▶ **Directive**: Your task is to give the listing below back word for word, pictures excluded.

[Data records]

## START

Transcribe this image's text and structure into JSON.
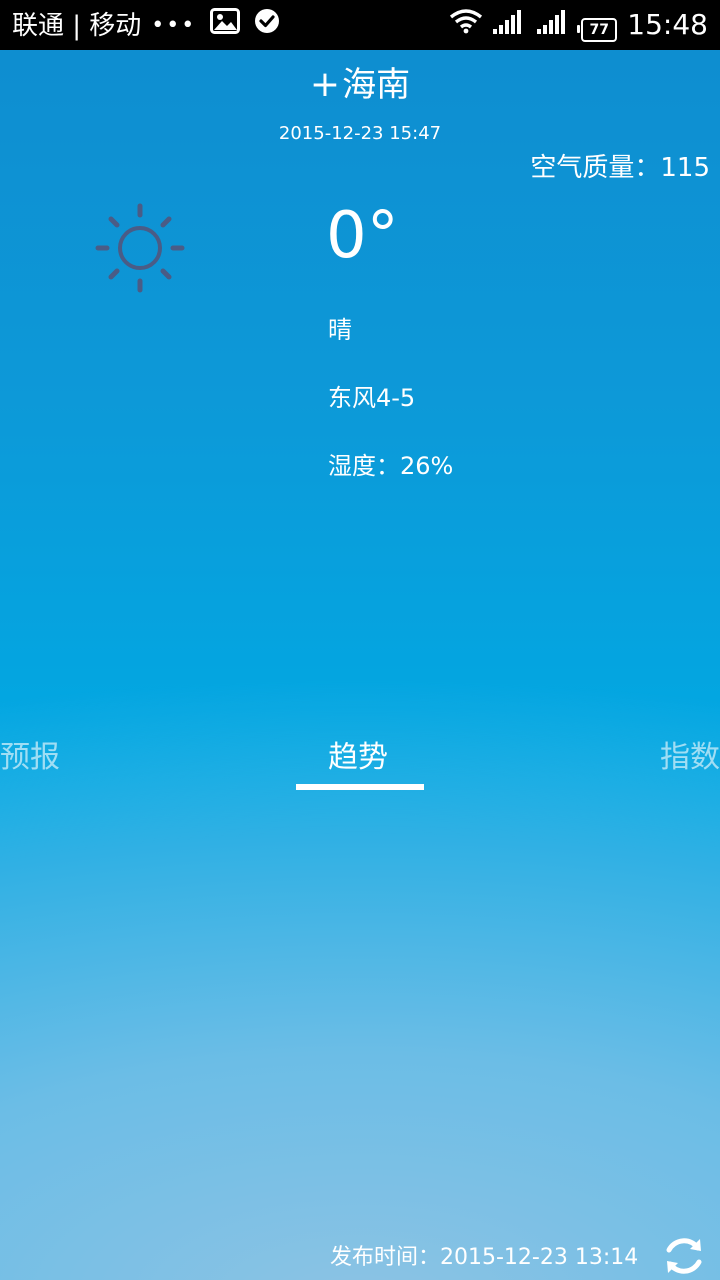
{
  "status_bar": {
    "carrier": "联通 | 移动",
    "dots": "•••",
    "left_icons": [
      "image-icon",
      "check-circle-icon"
    ],
    "right_icons": [
      "wifi-icon",
      "signal-icon",
      "signal-icon",
      "battery-icon"
    ],
    "battery": "77",
    "time": "15:48"
  },
  "header": {
    "plus": "+",
    "city": "海南",
    "update_time": "2015-12-23  15:47",
    "aqi": "空气质量：115"
  },
  "current": {
    "icon": "sun-icon",
    "temperature": "0°",
    "condition": "晴",
    "wind": "东风4-5",
    "humidity": "湿度：26%"
  },
  "tabs": {
    "items": [
      {
        "label": "预报",
        "active": false
      },
      {
        "label": "趋势",
        "active": true
      },
      {
        "label": "指数",
        "active": false
      }
    ]
  },
  "footer": {
    "publish_time": "发布时间：2015-12-23 13:14",
    "refresh_icon": "refresh-icon"
  },
  "colors": {
    "sky_top": "#0e8ccf",
    "sky_mid": "#00b0e6",
    "sky_bottom": "#86c0e2",
    "sun_icon": "#4a5c86"
  }
}
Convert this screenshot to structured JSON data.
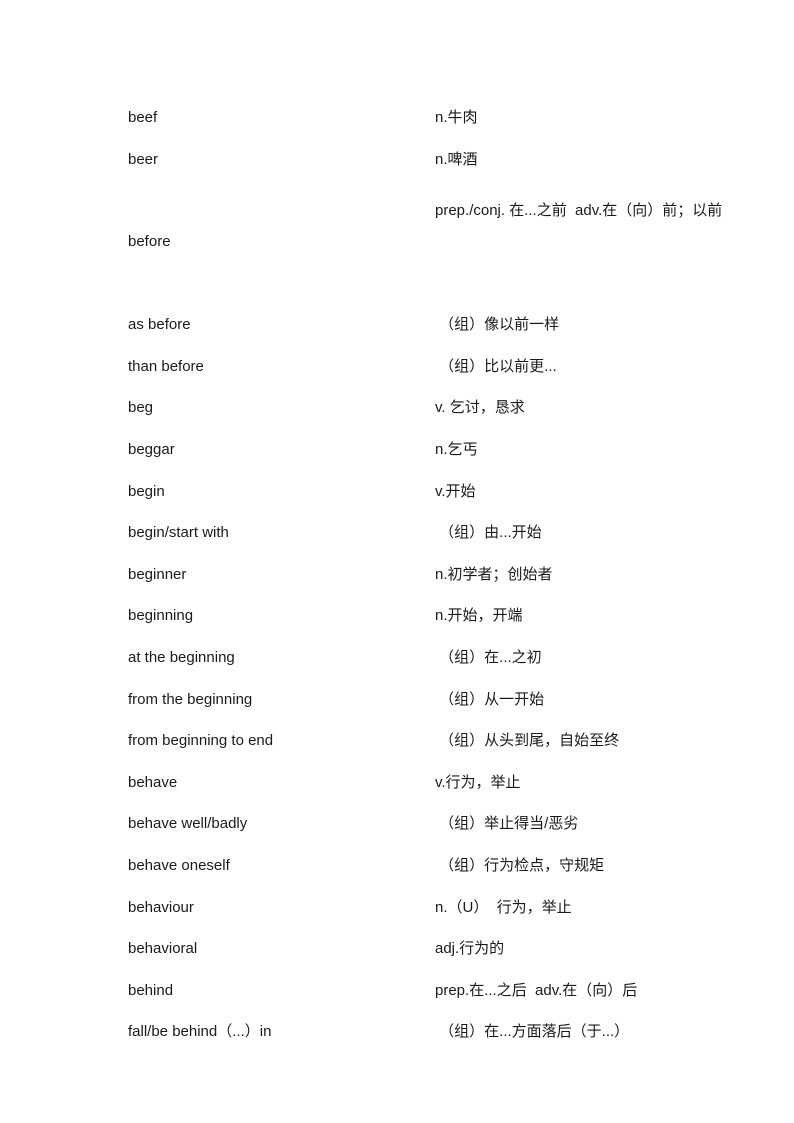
{
  "document": {
    "type": "vocabulary-glossary",
    "language_pair": "English-Chinese",
    "background_color": "#ffffff",
    "text_color": "#1a1a1a",
    "columns": [
      "term",
      "definition"
    ]
  },
  "entries": [
    {
      "term": "beef",
      "definition": "n.牛肉",
      "wraps": false
    },
    {
      "term": "beer",
      "definition": "n.啤酒",
      "wraps": false
    },
    {
      "term": "before",
      "definition": "prep./conj. 在...之前  adv.在（向）前；以前",
      "wraps": true
    },
    {
      "term": "as before",
      "definition": " （组）像以前一样",
      "wraps": false
    },
    {
      "term": "than before",
      "definition": " （组）比以前更...",
      "wraps": false
    },
    {
      "term": "beg",
      "definition": "v. 乞讨，恳求",
      "wraps": false
    },
    {
      "term": "beggar",
      "definition": "n.乞丐",
      "wraps": false
    },
    {
      "term": "begin",
      "definition": "v.开始",
      "wraps": false
    },
    {
      "term": "begin/start with",
      "definition": " （组）由...开始",
      "wraps": false
    },
    {
      "term": "beginner",
      "definition": "n.初学者；创始者",
      "wraps": false
    },
    {
      "term": "beginning",
      "definition": "n.开始，开端",
      "wraps": false
    },
    {
      "term": "at the beginning",
      "definition": " （组）在...之初",
      "wraps": false
    },
    {
      "term": "from the beginning",
      "definition": " （组）从一开始",
      "wraps": false
    },
    {
      "term": "from beginning to end",
      "definition": " （组）从头到尾，自始至终",
      "wraps": false
    },
    {
      "term": "behave",
      "definition": "v.行为，举止",
      "wraps": false
    },
    {
      "term": "behave well/badly",
      "definition": " （组）举止得当/恶劣",
      "wraps": false
    },
    {
      "term": "behave oneself",
      "definition": " （组）行为检点，守规矩",
      "wraps": false
    },
    {
      "term": "behaviour",
      "definition": "n.（U）  行为，举止",
      "wraps": false
    },
    {
      "term": "behavioral",
      "definition": "adj.行为的",
      "wraps": false
    },
    {
      "term": "behind",
      "definition": "prep.在...之后  adv.在（向）后",
      "wraps": false
    },
    {
      "term": "fall/be behind（...）in",
      "definition": " （组）在...方面落后（于...）",
      "wraps": false
    }
  ]
}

## END

▶ **Exercise answer**:
Transcribe this image's text and structure into JSON.
{
  "status_bar": {
    "carrier": "联通 | 移动",
    "dots": "•••",
    "left_icons": [
      "image-icon",
      "check-circle-icon"
    ],
    "right_icons": [
      "wifi-icon",
      "signal-icon",
      "signal-icon",
      "battery-icon"
    ],
    "battery": "77",
    "time": "15:48"
  },
  "header": {
    "plus": "+",
    "city": "海南",
    "update_time": "2015-12-23  15:47",
    "aqi": "空气质量：115"
  },
  "current": {
    "icon": "sun-icon",
    "temperature": "0°",
    "condition": "晴",
    "wind": "东风4-5",
    "humidity": "湿度：26%"
  },
  "tabs": {
    "items": [
      {
        "label": "预报",
        "active": false
      },
      {
        "label": "趋势",
        "active": true
      },
      {
        "label": "指数",
        "active": false
      }
    ]
  },
  "footer": {
    "publish_time": "发布时间：2015-12-23 13:14",
    "refresh_icon": "refresh-icon"
  },
  "colors": {
    "sky_top": "#0e8ccf",
    "sky_mid": "#00b0e6",
    "sky_bottom": "#86c0e2",
    "sun_icon": "#4a5c86"
  }
}
Convert this screenshot to structured JSON data.
{
  "document": {
    "type": "vocabulary-glossary",
    "language_pair": "English-Chinese",
    "background_color": "#ffffff",
    "text_color": "#1a1a1a",
    "columns": [
      "term",
      "definition"
    ]
  },
  "entries": [
    {
      "term": "beef",
      "definition": "n.牛肉",
      "wraps": false
    },
    {
      "term": "beer",
      "definition": "n.啤酒",
      "wraps": false
    },
    {
      "term": "before",
      "definition": "prep./conj. 在...之前  adv.在（向）前；以前",
      "wraps": true
    },
    {
      "term": "as before",
      "definition": " （组）像以前一样",
      "wraps": false
    },
    {
      "term": "than before",
      "definition": " （组）比以前更...",
      "wraps": false
    },
    {
      "term": "beg",
      "definition": "v. 乞讨，恳求",
      "wraps": false
    },
    {
      "term": "beggar",
      "definition": "n.乞丐",
      "wraps": false
    },
    {
      "term": "begin",
      "definition": "v.开始",
      "wraps": false
    },
    {
      "term": "begin/start with",
      "definition": " （组）由...开始",
      "wraps": false
    },
    {
      "term": "beginner",
      "definition": "n.初学者；创始者",
      "wraps": false
    },
    {
      "term": "beginning",
      "definition": "n.开始，开端",
      "wraps": false
    },
    {
      "term": "at the beginning",
      "definition": " （组）在...之初",
      "wraps": false
    },
    {
      "term": "from the beginning",
      "definition": " （组）从一开始",
      "wraps": false
    },
    {
      "term": "from beginning to end",
      "definition": " （组）从头到尾，自始至终",
      "wraps": false
    },
    {
      "term": "behave",
      "definition": "v.行为，举止",
      "wraps": false
    },
    {
      "term": "behave well/badly",
      "definition": " （组）举止得当/恶劣",
      "wraps": false
    },
    {
      "term": "behave oneself",
      "definition": " （组）行为检点，守规矩",
      "wraps": false
    },
    {
      "term": "behaviour",
      "definition": "n.（U）  行为，举止",
      "wraps": false
    },
    {
      "term": "behavioral",
      "definition": "adj.行为的",
      "wraps": false
    },
    {
      "term": "behind",
      "definition": "prep.在...之后  adv.在（向）后",
      "wraps": false
    },
    {
      "term": "fall/be behind（...）in",
      "definition": " （组）在...方面落后（于...）",
      "wraps": false
    }
  ]
}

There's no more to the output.